= Your goal =
Please transcribe the listing below in full and word for word, without its pictures.

= Collection entries =
--------------------

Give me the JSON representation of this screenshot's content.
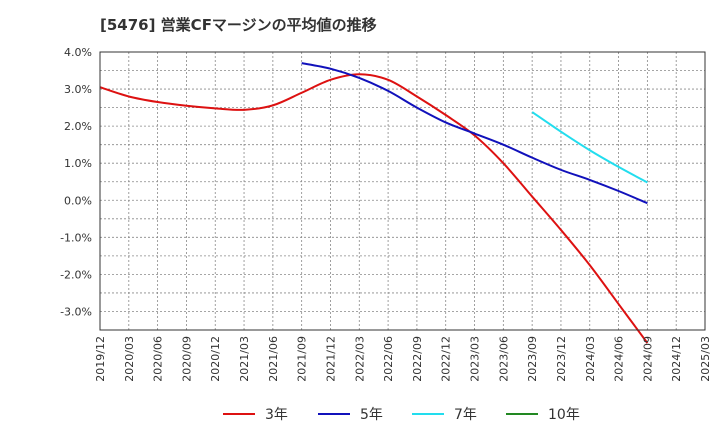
{
  "chart_data": {
    "type": "line",
    "title": "[5476]  営業CFマージンの平均値の推移",
    "xlabel": "",
    "ylabel": "",
    "x_ticks": [
      "2019/12",
      "2020/03",
      "2020/06",
      "2020/09",
      "2020/12",
      "2021/03",
      "2021/06",
      "2021/09",
      "2021/12",
      "2022/03",
      "2022/06",
      "2022/09",
      "2022/12",
      "2023/03",
      "2023/06",
      "2023/09",
      "2023/12",
      "2024/03",
      "2024/06",
      "2024/09",
      "2024/12",
      "2025/03"
    ],
    "y_ticks": [
      "4.0%",
      "3.0%",
      "2.0%",
      "1.0%",
      "0.0%",
      "-1.0%",
      "-2.0%",
      "-3.0%"
    ],
    "ylim": [
      -3.5,
      4.0
    ],
    "grid": true,
    "legend_position": "bottom",
    "series": [
      {
        "name": "3年",
        "color": "#dd1111",
        "x": [
          "2019/12",
          "2020/03",
          "2020/06",
          "2020/09",
          "2020/12",
          "2021/03",
          "2021/06",
          "2021/09",
          "2021/12",
          "2022/03",
          "2022/06",
          "2022/09",
          "2022/12",
          "2023/03",
          "2023/06",
          "2023/09",
          "2023/12",
          "2024/03",
          "2024/06",
          "2024/09"
        ],
        "values": [
          3.05,
          2.8,
          2.65,
          2.55,
          2.48,
          2.44,
          2.56,
          2.9,
          3.25,
          3.4,
          3.25,
          2.8,
          2.3,
          1.75,
          1.0,
          0.1,
          -0.8,
          -1.75,
          -2.8,
          -3.85
        ]
      },
      {
        "name": "5年",
        "color": "#1111bb",
        "x": [
          "2021/09",
          "2021/12",
          "2022/03",
          "2022/06",
          "2022/09",
          "2022/12",
          "2023/03",
          "2023/06",
          "2023/09",
          "2023/12",
          "2024/03",
          "2024/06",
          "2024/09"
        ],
        "values": [
          3.7,
          3.55,
          3.3,
          2.95,
          2.5,
          2.1,
          1.8,
          1.5,
          1.15,
          0.82,
          0.55,
          0.25,
          -0.08
        ]
      },
      {
        "name": "7年",
        "color": "#22ddee",
        "x": [
          "2023/09",
          "2023/12",
          "2024/03",
          "2024/06",
          "2024/09"
        ],
        "values": [
          2.38,
          1.85,
          1.35,
          0.9,
          0.48
        ]
      },
      {
        "name": "10年",
        "color": "#228822",
        "x": [],
        "values": []
      }
    ]
  }
}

--------------------

= Complete output =
Give me the JSON representation of this screenshot's content.
{
  "chart_data": {
    "type": "line",
    "title": "[5476]  営業CFマージンの平均値の推移",
    "xlabel": "",
    "ylabel": "",
    "x_ticks": [
      "2019/12",
      "2020/03",
      "2020/06",
      "2020/09",
      "2020/12",
      "2021/03",
      "2021/06",
      "2021/09",
      "2021/12",
      "2022/03",
      "2022/06",
      "2022/09",
      "2022/12",
      "2023/03",
      "2023/06",
      "2023/09",
      "2023/12",
      "2024/03",
      "2024/06",
      "2024/09",
      "2024/12",
      "2025/03"
    ],
    "y_ticks": [
      "4.0%",
      "3.0%",
      "2.0%",
      "1.0%",
      "0.0%",
      "-1.0%",
      "-2.0%",
      "-3.0%"
    ],
    "ylim": [
      -3.5,
      4.0
    ],
    "grid": true,
    "legend_position": "bottom",
    "series": [
      {
        "name": "3年",
        "color": "#dd1111",
        "x": [
          "2019/12",
          "2020/03",
          "2020/06",
          "2020/09",
          "2020/12",
          "2021/03",
          "2021/06",
          "2021/09",
          "2021/12",
          "2022/03",
          "2022/06",
          "2022/09",
          "2022/12",
          "2023/03",
          "2023/06",
          "2023/09",
          "2023/12",
          "2024/03",
          "2024/06",
          "2024/09"
        ],
        "values": [
          3.05,
          2.8,
          2.65,
          2.55,
          2.48,
          2.44,
          2.56,
          2.9,
          3.25,
          3.4,
          3.25,
          2.8,
          2.3,
          1.75,
          1.0,
          0.1,
          -0.8,
          -1.75,
          -2.8,
          -3.85
        ]
      },
      {
        "name": "5年",
        "color": "#1111bb",
        "x": [
          "2021/09",
          "2021/12",
          "2022/03",
          "2022/06",
          "2022/09",
          "2022/12",
          "2023/03",
          "2023/06",
          "2023/09",
          "2023/12",
          "2024/03",
          "2024/06",
          "2024/09"
        ],
        "values": [
          3.7,
          3.55,
          3.3,
          2.95,
          2.5,
          2.1,
          1.8,
          1.5,
          1.15,
          0.82,
          0.55,
          0.25,
          -0.08
        ]
      },
      {
        "name": "7年",
        "color": "#22ddee",
        "x": [
          "2023/09",
          "2023/12",
          "2024/03",
          "2024/06",
          "2024/09"
        ],
        "values": [
          2.38,
          1.85,
          1.35,
          0.9,
          0.48
        ]
      },
      {
        "name": "10年",
        "color": "#228822",
        "x": [],
        "values": []
      }
    ]
  }
}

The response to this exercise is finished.